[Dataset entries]
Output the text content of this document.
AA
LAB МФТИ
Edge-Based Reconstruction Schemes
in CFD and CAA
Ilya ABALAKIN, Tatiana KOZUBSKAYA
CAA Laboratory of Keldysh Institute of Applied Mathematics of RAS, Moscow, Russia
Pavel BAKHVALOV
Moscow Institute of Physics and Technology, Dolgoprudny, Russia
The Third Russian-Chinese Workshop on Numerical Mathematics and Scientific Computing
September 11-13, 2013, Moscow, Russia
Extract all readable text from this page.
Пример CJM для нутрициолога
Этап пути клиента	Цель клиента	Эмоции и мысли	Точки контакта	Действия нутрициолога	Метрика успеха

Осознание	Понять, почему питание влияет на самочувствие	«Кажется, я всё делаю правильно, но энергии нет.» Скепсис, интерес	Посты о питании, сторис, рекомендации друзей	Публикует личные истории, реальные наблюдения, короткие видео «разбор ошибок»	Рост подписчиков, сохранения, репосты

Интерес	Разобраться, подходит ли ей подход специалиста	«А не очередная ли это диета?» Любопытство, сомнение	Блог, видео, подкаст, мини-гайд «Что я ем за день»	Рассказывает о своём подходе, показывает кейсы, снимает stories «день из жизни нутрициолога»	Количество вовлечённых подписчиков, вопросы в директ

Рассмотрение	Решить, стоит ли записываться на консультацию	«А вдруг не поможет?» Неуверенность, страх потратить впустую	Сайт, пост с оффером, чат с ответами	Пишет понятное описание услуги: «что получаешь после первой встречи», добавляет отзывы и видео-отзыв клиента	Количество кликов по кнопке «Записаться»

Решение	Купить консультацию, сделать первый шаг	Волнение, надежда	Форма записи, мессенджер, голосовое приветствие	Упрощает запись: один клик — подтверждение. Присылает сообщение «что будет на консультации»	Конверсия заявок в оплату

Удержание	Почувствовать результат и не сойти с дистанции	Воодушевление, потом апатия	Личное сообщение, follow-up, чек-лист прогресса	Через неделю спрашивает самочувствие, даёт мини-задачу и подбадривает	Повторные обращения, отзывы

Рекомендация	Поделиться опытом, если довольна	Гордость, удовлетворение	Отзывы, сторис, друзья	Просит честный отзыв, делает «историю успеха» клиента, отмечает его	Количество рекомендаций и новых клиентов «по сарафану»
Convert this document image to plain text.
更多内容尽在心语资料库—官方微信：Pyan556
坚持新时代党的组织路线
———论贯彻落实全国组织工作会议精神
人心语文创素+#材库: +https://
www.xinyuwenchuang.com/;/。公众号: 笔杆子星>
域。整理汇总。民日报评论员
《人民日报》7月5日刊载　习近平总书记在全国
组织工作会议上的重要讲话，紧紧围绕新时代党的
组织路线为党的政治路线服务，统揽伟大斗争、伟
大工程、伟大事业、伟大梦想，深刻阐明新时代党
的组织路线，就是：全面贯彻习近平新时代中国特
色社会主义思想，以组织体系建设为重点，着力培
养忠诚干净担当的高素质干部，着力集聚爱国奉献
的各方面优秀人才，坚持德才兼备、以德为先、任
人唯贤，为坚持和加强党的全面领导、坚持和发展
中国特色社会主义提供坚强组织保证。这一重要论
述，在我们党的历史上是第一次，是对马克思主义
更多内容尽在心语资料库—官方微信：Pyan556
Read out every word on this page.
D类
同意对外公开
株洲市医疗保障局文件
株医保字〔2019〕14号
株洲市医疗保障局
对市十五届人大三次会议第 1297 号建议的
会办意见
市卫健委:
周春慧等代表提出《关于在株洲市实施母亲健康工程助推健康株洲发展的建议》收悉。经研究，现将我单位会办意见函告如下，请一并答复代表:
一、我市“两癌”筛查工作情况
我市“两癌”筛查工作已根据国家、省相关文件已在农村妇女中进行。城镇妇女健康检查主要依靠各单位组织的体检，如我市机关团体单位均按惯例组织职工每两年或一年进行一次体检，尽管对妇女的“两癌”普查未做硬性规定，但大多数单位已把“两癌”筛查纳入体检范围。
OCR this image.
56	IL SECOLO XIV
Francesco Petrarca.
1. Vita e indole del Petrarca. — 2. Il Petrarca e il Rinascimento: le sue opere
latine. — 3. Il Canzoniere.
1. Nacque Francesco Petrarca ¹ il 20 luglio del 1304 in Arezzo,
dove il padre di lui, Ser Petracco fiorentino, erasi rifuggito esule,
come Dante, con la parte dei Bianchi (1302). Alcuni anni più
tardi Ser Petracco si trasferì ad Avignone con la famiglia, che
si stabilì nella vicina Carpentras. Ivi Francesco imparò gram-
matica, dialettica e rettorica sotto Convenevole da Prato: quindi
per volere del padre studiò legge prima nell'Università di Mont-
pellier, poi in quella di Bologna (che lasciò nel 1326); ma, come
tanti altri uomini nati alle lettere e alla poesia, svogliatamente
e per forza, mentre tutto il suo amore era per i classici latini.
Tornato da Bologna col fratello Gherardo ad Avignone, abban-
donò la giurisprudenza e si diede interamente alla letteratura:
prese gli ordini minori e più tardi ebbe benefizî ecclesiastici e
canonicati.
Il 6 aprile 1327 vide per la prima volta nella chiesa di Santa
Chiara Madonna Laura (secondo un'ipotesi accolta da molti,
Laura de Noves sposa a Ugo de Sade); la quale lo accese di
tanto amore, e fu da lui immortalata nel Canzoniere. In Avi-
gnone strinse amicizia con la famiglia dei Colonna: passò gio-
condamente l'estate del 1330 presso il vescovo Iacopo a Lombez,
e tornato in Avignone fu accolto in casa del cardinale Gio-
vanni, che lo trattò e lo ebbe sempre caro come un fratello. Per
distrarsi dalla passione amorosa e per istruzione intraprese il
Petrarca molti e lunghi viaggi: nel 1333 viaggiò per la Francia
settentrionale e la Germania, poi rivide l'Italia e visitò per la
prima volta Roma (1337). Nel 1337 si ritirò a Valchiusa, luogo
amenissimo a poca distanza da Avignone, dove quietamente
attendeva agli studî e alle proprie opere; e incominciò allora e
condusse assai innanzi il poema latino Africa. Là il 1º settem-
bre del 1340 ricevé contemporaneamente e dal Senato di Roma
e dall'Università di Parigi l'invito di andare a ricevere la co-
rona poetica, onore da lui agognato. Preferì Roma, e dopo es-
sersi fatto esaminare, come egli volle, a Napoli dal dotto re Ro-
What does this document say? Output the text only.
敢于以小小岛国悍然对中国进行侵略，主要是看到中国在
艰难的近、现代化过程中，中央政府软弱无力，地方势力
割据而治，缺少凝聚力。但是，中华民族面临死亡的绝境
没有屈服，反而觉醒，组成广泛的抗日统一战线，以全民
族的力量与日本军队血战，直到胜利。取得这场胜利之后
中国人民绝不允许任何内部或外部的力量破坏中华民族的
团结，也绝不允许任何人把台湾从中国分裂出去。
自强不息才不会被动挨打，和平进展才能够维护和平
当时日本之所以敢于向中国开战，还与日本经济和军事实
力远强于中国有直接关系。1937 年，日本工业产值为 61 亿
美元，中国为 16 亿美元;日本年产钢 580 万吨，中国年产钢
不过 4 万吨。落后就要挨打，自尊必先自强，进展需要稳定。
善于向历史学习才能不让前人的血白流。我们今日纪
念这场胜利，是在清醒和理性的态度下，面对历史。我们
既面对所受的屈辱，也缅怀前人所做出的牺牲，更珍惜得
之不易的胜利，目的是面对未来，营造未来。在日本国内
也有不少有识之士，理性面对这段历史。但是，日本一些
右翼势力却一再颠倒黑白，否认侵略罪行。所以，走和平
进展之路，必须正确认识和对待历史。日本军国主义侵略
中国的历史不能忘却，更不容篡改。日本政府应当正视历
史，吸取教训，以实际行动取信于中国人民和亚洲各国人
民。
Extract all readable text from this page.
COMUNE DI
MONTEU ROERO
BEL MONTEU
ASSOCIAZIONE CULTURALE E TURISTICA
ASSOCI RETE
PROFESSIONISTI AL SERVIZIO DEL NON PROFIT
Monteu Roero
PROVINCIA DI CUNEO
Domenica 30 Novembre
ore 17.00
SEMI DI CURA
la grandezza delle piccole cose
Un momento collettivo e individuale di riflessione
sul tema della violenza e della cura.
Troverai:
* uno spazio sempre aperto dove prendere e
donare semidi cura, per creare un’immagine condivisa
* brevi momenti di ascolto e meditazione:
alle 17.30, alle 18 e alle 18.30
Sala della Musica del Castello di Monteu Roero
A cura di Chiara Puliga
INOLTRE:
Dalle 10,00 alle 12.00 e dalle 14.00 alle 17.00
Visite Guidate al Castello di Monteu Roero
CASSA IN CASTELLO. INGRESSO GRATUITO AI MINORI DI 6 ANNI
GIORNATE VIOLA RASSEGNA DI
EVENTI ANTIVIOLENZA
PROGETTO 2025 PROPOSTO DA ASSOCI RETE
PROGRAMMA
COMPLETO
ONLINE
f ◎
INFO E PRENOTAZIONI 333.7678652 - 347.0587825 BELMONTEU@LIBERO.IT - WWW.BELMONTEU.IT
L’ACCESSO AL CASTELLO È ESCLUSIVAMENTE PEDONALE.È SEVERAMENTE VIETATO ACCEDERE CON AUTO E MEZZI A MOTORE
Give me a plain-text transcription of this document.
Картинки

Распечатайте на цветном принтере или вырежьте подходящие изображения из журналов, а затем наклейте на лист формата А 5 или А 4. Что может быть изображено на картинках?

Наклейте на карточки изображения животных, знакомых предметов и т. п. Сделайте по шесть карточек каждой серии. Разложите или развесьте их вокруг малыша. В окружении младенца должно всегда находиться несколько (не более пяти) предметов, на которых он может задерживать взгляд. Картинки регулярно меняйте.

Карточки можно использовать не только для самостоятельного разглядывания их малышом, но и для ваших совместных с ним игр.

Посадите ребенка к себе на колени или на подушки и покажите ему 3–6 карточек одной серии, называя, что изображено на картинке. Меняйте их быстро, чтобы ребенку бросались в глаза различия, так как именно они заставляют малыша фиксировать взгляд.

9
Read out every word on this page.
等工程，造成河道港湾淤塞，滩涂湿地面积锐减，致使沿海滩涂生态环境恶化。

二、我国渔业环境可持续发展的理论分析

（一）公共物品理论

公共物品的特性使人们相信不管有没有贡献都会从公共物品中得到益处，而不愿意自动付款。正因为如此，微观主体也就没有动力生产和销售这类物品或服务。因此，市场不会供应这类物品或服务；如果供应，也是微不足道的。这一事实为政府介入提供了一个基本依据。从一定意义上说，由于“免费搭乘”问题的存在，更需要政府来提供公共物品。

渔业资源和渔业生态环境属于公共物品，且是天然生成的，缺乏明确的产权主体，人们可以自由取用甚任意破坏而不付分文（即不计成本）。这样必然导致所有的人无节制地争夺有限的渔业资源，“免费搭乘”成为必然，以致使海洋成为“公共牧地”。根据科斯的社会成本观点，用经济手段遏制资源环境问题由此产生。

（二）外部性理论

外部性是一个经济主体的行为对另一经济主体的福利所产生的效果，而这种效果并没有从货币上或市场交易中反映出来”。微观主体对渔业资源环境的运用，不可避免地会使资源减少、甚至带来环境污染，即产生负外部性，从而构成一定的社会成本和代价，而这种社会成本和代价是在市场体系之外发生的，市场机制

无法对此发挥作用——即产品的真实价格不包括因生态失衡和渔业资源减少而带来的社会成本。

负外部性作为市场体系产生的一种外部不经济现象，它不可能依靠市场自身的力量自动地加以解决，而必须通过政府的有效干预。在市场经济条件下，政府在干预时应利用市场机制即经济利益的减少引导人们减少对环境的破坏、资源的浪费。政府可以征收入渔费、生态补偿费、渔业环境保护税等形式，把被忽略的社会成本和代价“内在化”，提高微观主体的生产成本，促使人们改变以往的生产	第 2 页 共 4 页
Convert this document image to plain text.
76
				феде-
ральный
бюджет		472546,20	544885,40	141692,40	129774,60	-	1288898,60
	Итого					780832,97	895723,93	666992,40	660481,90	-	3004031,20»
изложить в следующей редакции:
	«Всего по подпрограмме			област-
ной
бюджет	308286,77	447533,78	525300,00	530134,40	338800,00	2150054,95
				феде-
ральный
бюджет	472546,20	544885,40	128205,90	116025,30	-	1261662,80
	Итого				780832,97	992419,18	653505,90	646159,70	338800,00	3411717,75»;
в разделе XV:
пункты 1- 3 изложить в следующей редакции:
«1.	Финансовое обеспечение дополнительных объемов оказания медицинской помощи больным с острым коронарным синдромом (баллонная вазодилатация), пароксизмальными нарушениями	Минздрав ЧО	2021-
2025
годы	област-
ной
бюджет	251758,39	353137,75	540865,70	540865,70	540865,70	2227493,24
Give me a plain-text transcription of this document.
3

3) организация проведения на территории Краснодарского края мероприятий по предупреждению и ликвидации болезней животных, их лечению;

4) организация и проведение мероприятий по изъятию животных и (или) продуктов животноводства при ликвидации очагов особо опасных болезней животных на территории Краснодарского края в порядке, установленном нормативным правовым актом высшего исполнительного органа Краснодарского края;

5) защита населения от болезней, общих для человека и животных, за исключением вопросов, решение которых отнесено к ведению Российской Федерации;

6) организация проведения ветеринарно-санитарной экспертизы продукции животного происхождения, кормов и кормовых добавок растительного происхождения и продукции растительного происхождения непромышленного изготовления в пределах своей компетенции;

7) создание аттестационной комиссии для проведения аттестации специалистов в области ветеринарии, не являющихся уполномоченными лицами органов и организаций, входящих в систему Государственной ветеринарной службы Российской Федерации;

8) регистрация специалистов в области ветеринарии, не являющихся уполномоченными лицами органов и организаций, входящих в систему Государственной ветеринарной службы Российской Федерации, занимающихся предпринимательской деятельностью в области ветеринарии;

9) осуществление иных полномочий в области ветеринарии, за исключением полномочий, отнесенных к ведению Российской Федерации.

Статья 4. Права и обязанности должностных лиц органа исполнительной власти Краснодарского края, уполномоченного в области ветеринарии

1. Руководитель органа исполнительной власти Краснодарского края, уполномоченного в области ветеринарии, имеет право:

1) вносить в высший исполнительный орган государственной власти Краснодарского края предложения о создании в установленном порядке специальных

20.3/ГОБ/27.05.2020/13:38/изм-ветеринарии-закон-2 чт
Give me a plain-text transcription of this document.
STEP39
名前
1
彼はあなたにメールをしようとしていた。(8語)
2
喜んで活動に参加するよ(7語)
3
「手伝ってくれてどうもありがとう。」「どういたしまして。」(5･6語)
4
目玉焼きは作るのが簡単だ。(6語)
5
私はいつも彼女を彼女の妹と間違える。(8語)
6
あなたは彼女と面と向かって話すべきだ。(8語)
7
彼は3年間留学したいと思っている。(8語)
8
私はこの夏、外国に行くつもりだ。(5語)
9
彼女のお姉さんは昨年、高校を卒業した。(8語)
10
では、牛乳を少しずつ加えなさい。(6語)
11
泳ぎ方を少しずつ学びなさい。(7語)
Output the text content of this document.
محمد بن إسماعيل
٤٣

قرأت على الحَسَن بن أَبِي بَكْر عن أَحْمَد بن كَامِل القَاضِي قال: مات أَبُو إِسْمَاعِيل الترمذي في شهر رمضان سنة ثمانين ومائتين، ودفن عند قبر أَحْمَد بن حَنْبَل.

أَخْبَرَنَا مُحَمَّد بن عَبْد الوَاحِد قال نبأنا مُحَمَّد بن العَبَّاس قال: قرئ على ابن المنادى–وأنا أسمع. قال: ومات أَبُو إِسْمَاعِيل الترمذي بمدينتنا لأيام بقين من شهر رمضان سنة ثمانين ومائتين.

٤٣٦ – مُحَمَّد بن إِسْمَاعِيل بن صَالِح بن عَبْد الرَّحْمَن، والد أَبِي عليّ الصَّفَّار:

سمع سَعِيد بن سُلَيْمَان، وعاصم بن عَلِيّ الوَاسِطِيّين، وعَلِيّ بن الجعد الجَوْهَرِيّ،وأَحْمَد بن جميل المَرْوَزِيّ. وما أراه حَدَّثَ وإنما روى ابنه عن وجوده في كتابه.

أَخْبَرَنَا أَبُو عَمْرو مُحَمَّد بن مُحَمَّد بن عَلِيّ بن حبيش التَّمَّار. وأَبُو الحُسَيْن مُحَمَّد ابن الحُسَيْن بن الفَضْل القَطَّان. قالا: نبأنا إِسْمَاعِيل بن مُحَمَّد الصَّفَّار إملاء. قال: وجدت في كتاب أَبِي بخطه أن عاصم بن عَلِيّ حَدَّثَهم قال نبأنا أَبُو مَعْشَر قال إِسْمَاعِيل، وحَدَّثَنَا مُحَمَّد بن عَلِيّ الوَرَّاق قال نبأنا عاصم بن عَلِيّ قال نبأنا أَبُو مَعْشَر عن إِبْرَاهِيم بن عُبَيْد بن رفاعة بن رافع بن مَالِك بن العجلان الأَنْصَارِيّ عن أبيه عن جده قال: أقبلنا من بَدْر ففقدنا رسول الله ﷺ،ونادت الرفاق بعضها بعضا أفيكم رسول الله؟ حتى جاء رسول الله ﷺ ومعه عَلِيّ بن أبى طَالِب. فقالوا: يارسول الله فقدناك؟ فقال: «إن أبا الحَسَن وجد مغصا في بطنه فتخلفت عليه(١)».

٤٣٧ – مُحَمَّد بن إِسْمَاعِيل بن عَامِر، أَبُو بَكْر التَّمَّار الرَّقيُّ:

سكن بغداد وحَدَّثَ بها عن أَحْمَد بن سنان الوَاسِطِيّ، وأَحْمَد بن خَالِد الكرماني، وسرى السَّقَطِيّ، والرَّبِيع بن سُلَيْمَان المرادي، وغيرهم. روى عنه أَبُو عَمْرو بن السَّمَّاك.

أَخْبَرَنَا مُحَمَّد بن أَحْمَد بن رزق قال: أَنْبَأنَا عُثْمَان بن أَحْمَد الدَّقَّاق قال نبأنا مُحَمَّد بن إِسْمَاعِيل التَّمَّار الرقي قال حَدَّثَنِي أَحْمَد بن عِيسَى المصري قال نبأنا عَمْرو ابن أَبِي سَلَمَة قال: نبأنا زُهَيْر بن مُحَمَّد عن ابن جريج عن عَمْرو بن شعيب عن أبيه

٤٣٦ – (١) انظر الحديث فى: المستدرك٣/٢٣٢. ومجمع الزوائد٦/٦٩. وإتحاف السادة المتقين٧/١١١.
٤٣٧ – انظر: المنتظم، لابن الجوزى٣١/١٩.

◆ **What you need to do**: Write out every line of the preceding listing that contains "Petracco".

◆ **Task answer**:
dove il padre di lui, Ser Petracco fiorentino, erasi rifuggito esule,
tardi Ser Petracco si trasferì ad Avignone con la famiglia, che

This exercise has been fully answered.